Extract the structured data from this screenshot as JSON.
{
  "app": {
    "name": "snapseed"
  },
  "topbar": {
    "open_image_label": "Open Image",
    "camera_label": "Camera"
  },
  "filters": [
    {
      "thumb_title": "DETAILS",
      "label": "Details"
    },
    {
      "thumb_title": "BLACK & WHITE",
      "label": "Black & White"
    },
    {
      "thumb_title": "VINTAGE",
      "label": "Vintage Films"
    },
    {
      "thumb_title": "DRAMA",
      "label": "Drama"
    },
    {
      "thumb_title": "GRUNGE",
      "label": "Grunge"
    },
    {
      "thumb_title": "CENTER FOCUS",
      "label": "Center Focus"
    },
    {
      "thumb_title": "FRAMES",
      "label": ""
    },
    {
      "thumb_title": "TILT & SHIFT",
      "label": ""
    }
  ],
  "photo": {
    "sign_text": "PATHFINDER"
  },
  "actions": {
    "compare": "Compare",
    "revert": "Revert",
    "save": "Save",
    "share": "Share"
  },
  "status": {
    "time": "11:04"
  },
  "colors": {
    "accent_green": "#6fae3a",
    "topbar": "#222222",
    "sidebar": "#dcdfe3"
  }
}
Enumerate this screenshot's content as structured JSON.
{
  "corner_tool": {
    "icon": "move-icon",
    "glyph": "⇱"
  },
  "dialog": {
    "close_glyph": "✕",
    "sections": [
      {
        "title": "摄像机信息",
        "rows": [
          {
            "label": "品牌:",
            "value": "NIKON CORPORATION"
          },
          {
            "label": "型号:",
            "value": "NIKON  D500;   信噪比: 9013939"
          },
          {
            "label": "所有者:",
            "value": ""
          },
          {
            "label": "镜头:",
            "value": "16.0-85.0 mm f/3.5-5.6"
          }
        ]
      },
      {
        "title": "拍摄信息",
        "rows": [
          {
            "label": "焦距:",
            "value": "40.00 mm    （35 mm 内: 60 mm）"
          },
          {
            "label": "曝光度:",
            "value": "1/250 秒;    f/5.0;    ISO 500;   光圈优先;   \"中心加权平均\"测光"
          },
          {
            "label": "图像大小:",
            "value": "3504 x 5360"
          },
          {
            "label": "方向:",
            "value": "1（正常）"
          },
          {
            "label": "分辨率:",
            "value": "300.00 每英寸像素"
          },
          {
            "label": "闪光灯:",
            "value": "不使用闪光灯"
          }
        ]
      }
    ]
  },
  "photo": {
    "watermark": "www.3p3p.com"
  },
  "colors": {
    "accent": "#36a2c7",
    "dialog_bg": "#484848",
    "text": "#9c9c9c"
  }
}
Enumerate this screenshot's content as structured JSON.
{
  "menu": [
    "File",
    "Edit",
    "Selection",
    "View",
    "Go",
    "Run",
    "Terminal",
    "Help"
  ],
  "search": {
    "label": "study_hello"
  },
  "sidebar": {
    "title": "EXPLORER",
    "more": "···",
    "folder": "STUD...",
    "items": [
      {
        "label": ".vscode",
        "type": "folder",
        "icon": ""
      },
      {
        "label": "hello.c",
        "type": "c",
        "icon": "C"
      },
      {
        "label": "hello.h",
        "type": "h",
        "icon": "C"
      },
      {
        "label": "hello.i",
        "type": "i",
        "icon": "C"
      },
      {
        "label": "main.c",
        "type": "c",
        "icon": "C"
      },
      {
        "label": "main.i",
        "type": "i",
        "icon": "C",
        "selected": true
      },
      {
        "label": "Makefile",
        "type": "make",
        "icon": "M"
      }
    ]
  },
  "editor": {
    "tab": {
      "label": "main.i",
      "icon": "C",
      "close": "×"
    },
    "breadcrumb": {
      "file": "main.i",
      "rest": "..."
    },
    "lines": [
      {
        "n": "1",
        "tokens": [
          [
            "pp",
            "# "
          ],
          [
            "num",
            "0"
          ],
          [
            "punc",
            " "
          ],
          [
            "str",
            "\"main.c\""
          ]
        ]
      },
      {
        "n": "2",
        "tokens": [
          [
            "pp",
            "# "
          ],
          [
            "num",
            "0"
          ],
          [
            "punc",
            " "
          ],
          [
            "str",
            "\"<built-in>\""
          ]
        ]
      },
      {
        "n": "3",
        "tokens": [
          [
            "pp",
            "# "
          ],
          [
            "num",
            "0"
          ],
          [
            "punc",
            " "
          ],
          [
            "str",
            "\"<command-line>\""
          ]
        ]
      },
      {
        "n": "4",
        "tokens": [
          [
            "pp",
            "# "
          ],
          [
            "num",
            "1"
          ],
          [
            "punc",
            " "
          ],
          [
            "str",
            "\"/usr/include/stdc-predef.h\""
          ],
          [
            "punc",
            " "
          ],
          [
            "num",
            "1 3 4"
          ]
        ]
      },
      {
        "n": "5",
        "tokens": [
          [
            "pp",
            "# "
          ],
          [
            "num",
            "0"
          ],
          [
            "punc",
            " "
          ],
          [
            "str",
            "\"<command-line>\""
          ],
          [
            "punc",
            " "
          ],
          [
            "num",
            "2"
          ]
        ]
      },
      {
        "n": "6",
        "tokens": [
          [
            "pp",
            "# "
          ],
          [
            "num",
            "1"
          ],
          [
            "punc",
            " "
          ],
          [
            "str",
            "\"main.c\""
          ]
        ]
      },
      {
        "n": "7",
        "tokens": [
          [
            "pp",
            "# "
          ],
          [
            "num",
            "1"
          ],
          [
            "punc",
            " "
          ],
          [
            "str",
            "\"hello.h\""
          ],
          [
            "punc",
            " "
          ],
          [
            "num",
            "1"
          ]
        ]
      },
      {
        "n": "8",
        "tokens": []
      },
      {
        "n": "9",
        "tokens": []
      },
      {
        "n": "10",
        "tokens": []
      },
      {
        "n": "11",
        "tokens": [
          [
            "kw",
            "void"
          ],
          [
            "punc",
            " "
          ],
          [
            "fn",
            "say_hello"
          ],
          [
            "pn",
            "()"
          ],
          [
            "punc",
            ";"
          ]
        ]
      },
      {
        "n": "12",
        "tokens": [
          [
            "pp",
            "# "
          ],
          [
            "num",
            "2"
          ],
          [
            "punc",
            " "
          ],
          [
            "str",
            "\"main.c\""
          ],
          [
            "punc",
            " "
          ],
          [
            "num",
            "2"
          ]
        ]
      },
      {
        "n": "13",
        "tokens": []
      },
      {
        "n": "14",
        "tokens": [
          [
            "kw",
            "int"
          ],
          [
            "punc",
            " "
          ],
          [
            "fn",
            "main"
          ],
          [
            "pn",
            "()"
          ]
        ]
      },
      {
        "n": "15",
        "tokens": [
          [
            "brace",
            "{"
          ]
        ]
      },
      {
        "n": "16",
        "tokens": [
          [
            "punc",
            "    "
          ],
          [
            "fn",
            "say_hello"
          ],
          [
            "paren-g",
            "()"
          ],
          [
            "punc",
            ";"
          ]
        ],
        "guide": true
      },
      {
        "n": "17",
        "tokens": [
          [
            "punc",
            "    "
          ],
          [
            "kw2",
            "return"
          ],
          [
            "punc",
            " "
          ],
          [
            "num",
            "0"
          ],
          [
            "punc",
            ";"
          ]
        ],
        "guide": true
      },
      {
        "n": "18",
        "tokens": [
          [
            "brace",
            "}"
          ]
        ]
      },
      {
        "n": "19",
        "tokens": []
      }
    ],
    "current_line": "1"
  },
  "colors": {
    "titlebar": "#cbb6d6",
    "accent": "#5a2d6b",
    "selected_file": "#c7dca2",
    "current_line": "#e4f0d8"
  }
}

──────────────────────────────

--- Instructions to follow ---
Restate each of the entries above verbatim.

--- Answer to this problem ---
Extract the structured data from this screenshot as JSON.
{
  "app": {
    "name": "snapseed"
  },
  "topbar": {
    "open_image_label": "Open Image",
    "camera_label": "Camera"
  },
  "filters": [
    {
      "thumb_title": "DETAILS",
      "label": "Details"
    },
    {
      "thumb_title": "BLACK & WHITE",
      "label": "Black & White"
    },
    {
      "thumb_title": "VINTAGE",
      "label": "Vintage Films"
    },
    {
      "thumb_title": "DRAMA",
      "label": "Drama"
    },
    {
      "thumb_title": "GRUNGE",
      "label": "Grunge"
    },
    {
      "thumb_title": "CENTER FOCUS",
      "label": "Center Focus"
    },
    {
      "thumb_title": "FRAMES",
      "label": ""
    },
    {
      "thumb_title": "TILT & SHIFT",
      "label": ""
    }
  ],
  "photo": {
    "sign_text": "PATHFINDER"
  },
  "actions": {
    "compare": "Compare",
    "revert": "Revert",
    "save": "Save",
    "share": "Share"
  },
  "status": {
    "time": "11:04"
  },
  "colors": {
    "accent_green": "#6fae3a",
    "topbar": "#222222",
    "sidebar": "#dcdfe3"
  }
}
Enumerate this screenshot's content as structured JSON.
{
  "corner_tool": {
    "icon": "move-icon",
    "glyph": "⇱"
  },
  "dialog": {
    "close_glyph": "✕",
    "sections": [
      {
        "title": "摄像机信息",
        "rows": [
          {
            "label": "品牌:",
            "value": "NIKON CORPORATION"
          },
          {
            "label": "型号:",
            "value": "NIKON  D500;   信噪比: 9013939"
          },
          {
            "label": "所有者:",
            "value": ""
          },
          {
            "label": "镜头:",
            "value": "16.0-85.0 mm f/3.5-5.6"
          }
        ]
      },
      {
        "title": "拍摄信息",
        "rows": [
          {
            "label": "焦距:",
            "value": "40.00 mm    （35 mm 内: 60 mm）"
          },
          {
            "label": "曝光度:",
            "value": "1/250 秒;    f/5.0;    ISO 500;   光圈优先;   \"中心加权平均\"测光"
          },
          {
            "label": "图像大小:",
            "value": "3504 x 5360"
          },
          {
            "label": "方向:",
            "value": "1（正常）"
          },
          {
            "label": "分辨率:",
            "value": "300.00 每英寸像素"
          },
          {
            "label": "闪光灯:",
            "value": "不使用闪光灯"
          }
        ]
      }
    ]
  },
  "photo": {
    "watermark": "www.3p3p.com"
  },
  "colors": {
    "accent": "#36a2c7",
    "dialog_bg": "#484848",
    "text": "#9c9c9c"
  }
}
Enumerate this screenshot's content as structured JSON.
{
  "menu": [
    "File",
    "Edit",
    "Selection",
    "View",
    "Go",
    "Run",
    "Terminal",
    "Help"
  ],
  "search": {
    "label": "study_hello"
  },
  "sidebar": {
    "title": "EXPLORER",
    "more": "···",
    "folder": "STUD...",
    "items": [
      {
        "label": ".vscode",
        "type": "folder",
        "icon": ""
      },
      {
        "label": "hello.c",
        "type": "c",
        "icon": "C"
      },
      {
        "label": "hello.h",
        "type": "h",
        "icon": "C"
      },
      {
        "label": "hello.i",
        "type": "i",
        "icon": "C"
      },
      {
        "label": "main.c",
        "type": "c",
        "icon": "C"
      },
      {
        "label": "main.i",
        "type": "i",
        "icon": "C",
        "selected": true
      },
      {
        "label": "Makefile",
        "type": "make",
        "icon": "M"
      }
    ]
  },
  "editor": {
    "tab": {
      "label": "main.i",
      "icon": "C",
      "close": "×"
    },
    "breadcrumb": {
      "file": "main.i",
      "rest": "..."
    },
    "lines": [
      {
        "n": "1",
        "tokens": [
          [
            "pp",
            "# "
          ],
          [
            "num",
            "0"
          ],
          [
            "punc",
            " "
          ],
          [
            "str",
            "\"main.c\""
          ]
        ]
      },
      {
        "n": "2",
        "tokens": [
          [
            "pp",
            "# "
          ],
          [
            "num",
            "0"
          ],
          [
            "punc",
            " "
          ],
          [
            "str",
            "\"<built-in>\""
          ]
        ]
      },
      {
        "n": "3",
        "tokens": [
          [
            "pp",
            "# "
          ],
          [
            "num",
            "0"
          ],
          [
            "punc",
            " "
          ],
          [
            "str",
            "\"<command-line>\""
          ]
        ]
      },
      {
        "n": "4",
        "tokens": [
          [
            "pp",
            "# "
          ],
          [
            "num",
            "1"
          ],
          [
            "punc",
            " "
          ],
          [
            "str",
            "\"/usr/include/stdc-predef.h\""
          ],
          [
            "punc",
            " "
          ],
          [
            "num",
            "1 3 4"
          ]
        ]
      },
      {
        "n": "5",
        "tokens": [
          [
            "pp",
            "# "
          ],
          [
            "num",
            "0"
          ],
          [
            "punc",
            " "
          ],
          [
            "str",
            "\"<command-line>\""
          ],
          [
            "punc",
            " "
          ],
          [
            "num",
            "2"
          ]
        ]
      },
      {
        "n": "6",
        "tokens": [
          [
            "pp",
            "# "
          ],
          [
            "num",
            "1"
          ],
          [
            "punc",
            " "
          ],
          [
            "str",
            "\"main.c\""
          ]
        ]
      },
      {
        "n": "7",
        "tokens": [
          [
            "pp",
            "# "
          ],
          [
            "num",
            "1"
          ],
          [
            "punc",
            " "
          ],
          [
            "str",
            "\"hello.h\""
          ],
          [
            "punc",
            " "
          ],
          [
            "num",
            "1"
          ]
        ]
      },
      {
        "n": "8",
        "tokens": []
      },
      {
        "n": "9",
        "tokens": []
      },
      {
        "n": "10",
        "tokens": []
      },
      {
        "n": "11",
        "tokens": [
          [
            "kw",
            "void"
          ],
          [
            "punc",
            " "
          ],
          [
            "fn",
            "say_hello"
          ],
          [
            "pn",
            "()"
          ],
          [
            "punc",
            ";"
          ]
        ]
      },
      {
        "n": "12",
        "tokens": [
          [
            "pp",
            "# "
          ],
          [
            "num",
            "2"
          ],
          [
            "punc",
            " "
          ],
          [
            "str",
            "\"main.c\""
          ],
          [
            "punc",
            " "
          ],
          [
            "num",
            "2"
          ]
        ]
      },
      {
        "n": "13",
        "tokens": []
      },
      {
        "n": "14",
        "tokens": [
          [
            "kw",
            "int"
          ],
          [
            "punc",
            " "
          ],
          [
            "fn",
            "main"
          ],
          [
            "pn",
            "()"
          ]
        ]
      },
      {
        "n": "15",
        "tokens": [
          [
            "brace",
            "{"
          ]
        ]
      },
      {
        "n": "16",
        "tokens": [
          [
            "punc",
            "    "
          ],
          [
            "fn",
            "say_hello"
          ],
          [
            "paren-g",
            "()"
          ],
          [
            "punc",
            ";"
          ]
        ],
        "guide": true
      },
      {
        "n": "17",
        "tokens": [
          [
            "punc",
            "    "
          ],
          [
            "kw2",
            "return"
          ],
          [
            "punc",
            " "
          ],
          [
            "num",
            "0"
          ],
          [
            "punc",
            ";"
          ]
        ],
        "guide": true
      },
      {
        "n": "18",
        "tokens": [
          [
            "brace",
            "}"
          ]
        ]
      },
      {
        "n": "19",
        "tokens": []
      }
    ],
    "current_line": "1"
  },
  "colors": {
    "titlebar": "#cbb6d6",
    "accent": "#5a2d6b",
    "selected_file": "#c7dca2",
    "current_line": "#e4f0d8"
  }
}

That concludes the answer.